start

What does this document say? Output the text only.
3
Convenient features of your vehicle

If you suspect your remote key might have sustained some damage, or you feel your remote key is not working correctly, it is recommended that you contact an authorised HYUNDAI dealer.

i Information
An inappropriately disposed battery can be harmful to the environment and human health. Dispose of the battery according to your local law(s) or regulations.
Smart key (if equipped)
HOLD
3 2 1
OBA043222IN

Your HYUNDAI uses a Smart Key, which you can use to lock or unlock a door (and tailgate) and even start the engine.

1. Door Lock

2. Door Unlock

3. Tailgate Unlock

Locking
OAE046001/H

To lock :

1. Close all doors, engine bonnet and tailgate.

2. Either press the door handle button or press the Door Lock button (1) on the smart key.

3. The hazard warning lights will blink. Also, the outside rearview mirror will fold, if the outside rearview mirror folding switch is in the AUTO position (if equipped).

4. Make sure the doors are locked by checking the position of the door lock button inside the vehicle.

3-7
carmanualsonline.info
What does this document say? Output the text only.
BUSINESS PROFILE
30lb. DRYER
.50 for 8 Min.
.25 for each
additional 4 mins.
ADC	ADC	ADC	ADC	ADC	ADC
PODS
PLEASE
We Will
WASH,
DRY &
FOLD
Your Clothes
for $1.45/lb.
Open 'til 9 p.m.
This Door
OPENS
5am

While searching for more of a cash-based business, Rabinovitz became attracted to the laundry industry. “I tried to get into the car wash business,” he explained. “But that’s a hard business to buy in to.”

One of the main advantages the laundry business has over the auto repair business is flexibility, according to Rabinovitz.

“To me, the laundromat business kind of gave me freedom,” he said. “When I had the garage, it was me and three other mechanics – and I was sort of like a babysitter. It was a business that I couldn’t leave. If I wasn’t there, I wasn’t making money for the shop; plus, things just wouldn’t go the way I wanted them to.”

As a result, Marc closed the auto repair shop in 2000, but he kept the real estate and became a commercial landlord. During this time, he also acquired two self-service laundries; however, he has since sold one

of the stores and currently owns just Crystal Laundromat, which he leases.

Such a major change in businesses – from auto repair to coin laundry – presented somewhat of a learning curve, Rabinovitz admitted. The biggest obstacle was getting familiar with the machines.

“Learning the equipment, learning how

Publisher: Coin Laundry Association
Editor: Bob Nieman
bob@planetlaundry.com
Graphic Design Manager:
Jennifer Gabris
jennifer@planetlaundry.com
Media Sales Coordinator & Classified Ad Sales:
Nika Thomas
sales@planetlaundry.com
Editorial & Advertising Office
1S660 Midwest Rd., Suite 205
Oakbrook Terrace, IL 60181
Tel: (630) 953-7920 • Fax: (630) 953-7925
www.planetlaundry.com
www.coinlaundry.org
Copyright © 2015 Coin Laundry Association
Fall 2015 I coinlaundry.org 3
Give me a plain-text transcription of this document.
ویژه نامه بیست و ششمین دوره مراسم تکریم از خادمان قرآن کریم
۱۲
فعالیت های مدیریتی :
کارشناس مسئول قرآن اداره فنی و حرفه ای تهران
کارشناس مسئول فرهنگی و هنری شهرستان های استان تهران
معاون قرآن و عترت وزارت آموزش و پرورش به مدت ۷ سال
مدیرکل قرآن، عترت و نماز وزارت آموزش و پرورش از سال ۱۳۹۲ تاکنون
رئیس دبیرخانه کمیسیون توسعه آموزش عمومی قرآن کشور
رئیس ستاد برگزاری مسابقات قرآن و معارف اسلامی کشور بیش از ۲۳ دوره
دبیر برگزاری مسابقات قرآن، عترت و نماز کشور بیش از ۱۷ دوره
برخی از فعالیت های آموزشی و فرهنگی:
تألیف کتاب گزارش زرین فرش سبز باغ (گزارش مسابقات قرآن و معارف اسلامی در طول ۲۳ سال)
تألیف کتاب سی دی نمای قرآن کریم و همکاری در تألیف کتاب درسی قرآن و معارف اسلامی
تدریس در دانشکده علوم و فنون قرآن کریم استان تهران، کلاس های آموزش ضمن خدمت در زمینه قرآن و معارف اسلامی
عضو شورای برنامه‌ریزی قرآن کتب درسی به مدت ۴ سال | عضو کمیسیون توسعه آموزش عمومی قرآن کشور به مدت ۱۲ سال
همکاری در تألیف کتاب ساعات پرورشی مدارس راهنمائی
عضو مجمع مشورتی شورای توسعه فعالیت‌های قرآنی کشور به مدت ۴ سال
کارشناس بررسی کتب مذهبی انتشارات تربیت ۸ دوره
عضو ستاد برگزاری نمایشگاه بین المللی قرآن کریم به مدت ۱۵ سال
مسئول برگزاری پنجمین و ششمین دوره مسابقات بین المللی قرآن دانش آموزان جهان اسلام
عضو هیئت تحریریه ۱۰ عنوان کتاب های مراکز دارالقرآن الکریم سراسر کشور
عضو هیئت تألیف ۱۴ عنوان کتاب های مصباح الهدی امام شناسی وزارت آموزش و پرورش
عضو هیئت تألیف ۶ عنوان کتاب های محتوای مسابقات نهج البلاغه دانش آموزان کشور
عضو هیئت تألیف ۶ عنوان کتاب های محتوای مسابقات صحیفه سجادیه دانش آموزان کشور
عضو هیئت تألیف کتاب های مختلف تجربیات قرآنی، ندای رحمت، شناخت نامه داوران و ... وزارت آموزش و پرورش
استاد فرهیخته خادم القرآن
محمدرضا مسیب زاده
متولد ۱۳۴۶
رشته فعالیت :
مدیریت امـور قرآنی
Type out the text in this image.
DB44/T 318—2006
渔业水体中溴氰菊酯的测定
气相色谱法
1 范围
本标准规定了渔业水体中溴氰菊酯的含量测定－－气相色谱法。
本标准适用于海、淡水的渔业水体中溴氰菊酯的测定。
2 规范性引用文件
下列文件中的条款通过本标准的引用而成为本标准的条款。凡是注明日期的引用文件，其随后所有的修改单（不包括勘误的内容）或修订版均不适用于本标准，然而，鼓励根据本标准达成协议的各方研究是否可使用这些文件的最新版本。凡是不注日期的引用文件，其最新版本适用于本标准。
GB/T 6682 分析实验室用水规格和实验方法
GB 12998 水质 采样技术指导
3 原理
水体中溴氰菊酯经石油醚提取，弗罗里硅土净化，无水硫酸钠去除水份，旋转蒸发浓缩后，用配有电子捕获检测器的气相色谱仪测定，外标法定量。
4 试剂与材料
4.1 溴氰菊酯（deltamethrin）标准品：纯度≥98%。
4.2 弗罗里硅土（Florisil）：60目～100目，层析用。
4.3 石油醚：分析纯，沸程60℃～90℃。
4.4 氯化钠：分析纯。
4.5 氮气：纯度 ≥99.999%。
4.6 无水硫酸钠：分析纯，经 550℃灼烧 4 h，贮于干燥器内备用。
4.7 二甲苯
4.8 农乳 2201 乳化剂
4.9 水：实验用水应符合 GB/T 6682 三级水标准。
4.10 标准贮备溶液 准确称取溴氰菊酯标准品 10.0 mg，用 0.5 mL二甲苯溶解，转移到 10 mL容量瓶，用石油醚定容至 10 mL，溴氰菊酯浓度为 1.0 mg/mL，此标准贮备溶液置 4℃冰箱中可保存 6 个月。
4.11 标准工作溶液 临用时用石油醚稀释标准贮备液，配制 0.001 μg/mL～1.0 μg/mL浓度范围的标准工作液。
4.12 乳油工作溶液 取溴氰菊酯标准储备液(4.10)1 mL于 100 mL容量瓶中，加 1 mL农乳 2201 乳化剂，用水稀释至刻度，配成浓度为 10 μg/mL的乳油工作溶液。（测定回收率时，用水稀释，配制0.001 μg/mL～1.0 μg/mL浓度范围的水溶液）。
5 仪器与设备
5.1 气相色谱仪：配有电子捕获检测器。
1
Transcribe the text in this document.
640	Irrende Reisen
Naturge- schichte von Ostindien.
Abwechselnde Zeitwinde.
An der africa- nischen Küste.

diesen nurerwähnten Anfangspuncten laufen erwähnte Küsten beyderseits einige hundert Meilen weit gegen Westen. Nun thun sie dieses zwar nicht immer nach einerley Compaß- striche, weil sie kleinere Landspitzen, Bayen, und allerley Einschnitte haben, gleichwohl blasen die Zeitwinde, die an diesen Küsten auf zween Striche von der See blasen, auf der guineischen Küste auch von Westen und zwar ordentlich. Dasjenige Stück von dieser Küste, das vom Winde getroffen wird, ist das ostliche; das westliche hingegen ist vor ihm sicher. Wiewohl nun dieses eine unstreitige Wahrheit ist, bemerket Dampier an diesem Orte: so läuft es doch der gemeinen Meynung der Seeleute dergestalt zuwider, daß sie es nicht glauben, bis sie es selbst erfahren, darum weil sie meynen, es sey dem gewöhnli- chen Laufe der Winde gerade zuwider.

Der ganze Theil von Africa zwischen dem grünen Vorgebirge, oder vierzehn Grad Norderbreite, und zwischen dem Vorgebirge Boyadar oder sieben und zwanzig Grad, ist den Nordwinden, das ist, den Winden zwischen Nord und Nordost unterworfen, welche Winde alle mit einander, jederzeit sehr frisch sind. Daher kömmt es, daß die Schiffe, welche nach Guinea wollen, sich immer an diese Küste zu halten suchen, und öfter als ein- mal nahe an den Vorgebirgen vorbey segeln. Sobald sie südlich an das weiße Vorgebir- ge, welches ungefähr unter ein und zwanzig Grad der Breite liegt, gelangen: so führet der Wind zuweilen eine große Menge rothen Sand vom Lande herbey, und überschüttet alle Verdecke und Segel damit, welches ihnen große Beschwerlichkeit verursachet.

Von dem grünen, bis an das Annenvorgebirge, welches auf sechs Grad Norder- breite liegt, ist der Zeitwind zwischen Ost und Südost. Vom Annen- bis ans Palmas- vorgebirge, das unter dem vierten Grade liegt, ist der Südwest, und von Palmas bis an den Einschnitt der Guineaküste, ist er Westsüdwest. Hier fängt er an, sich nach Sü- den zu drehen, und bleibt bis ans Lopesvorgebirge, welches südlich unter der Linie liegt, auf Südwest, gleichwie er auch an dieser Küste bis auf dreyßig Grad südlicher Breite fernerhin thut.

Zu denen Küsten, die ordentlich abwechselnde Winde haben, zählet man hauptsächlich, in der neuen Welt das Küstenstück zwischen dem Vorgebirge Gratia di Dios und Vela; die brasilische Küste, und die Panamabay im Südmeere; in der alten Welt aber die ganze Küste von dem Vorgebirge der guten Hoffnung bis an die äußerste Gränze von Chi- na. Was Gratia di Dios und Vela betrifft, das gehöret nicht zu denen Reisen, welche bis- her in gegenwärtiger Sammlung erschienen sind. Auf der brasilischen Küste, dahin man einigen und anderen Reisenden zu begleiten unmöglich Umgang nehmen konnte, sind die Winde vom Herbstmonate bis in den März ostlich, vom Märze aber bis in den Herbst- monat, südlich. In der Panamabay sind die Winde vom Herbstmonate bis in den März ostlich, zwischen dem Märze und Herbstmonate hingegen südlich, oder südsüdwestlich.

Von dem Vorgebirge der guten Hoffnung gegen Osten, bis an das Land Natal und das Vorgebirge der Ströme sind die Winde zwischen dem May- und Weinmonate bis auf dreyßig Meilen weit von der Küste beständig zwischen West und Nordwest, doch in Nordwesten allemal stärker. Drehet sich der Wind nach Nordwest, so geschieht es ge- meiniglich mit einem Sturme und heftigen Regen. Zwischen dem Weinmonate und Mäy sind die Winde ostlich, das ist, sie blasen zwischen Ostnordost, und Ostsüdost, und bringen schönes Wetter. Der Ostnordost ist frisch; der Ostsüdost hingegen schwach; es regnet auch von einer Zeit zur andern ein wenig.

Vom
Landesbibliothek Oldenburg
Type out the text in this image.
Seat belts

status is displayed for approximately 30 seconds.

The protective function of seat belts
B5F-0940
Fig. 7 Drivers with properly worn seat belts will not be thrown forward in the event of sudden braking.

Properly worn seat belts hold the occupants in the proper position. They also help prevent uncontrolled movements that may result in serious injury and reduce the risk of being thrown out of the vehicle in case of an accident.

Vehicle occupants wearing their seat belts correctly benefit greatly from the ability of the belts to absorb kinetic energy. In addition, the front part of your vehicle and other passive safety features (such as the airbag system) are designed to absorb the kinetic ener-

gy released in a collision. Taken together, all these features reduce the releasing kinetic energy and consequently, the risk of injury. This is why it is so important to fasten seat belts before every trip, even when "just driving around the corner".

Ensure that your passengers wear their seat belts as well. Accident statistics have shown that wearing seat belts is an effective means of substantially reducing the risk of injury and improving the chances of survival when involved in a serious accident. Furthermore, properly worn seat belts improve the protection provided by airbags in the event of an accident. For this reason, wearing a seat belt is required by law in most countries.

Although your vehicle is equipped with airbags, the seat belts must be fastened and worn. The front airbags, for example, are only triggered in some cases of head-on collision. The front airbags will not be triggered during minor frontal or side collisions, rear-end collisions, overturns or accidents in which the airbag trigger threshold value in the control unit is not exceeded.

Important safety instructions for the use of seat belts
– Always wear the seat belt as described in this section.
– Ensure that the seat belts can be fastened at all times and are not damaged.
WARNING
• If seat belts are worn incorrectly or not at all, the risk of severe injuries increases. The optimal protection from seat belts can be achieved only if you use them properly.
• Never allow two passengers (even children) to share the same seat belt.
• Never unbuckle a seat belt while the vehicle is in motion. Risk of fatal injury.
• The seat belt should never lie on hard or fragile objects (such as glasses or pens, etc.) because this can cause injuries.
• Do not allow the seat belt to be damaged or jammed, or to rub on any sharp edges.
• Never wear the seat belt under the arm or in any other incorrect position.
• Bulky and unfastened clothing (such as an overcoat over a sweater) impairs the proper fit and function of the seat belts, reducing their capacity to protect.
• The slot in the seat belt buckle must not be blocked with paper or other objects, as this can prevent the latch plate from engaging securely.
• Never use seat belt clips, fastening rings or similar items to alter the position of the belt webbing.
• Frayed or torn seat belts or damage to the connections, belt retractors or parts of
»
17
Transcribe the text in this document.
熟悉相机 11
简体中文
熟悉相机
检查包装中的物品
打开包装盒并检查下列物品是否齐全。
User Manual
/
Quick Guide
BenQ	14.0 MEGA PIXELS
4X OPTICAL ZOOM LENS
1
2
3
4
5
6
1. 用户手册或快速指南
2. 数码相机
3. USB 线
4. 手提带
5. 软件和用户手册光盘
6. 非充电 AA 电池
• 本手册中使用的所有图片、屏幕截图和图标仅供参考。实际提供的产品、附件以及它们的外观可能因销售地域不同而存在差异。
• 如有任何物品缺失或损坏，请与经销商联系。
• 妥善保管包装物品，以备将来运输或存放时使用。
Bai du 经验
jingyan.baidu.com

end

▶ [Problem to work on]: Go through the entries above and copy every line containing "آموزان".

▶ [The solution]:
مسئول برگزاری پنجمین و ششمین دوره مسابقات بین المللی قرآن دانش آموزان جهان اسلام
عضو هیئت تألیف ۶ عنوان کتاب های محتوای مسابقات نهج البلاغه دانش آموزان کشور
عضو هیئت تألیف ۶ عنوان کتاب های محتوای مسابقات صحیفه سجادیه دانش آموزان کشور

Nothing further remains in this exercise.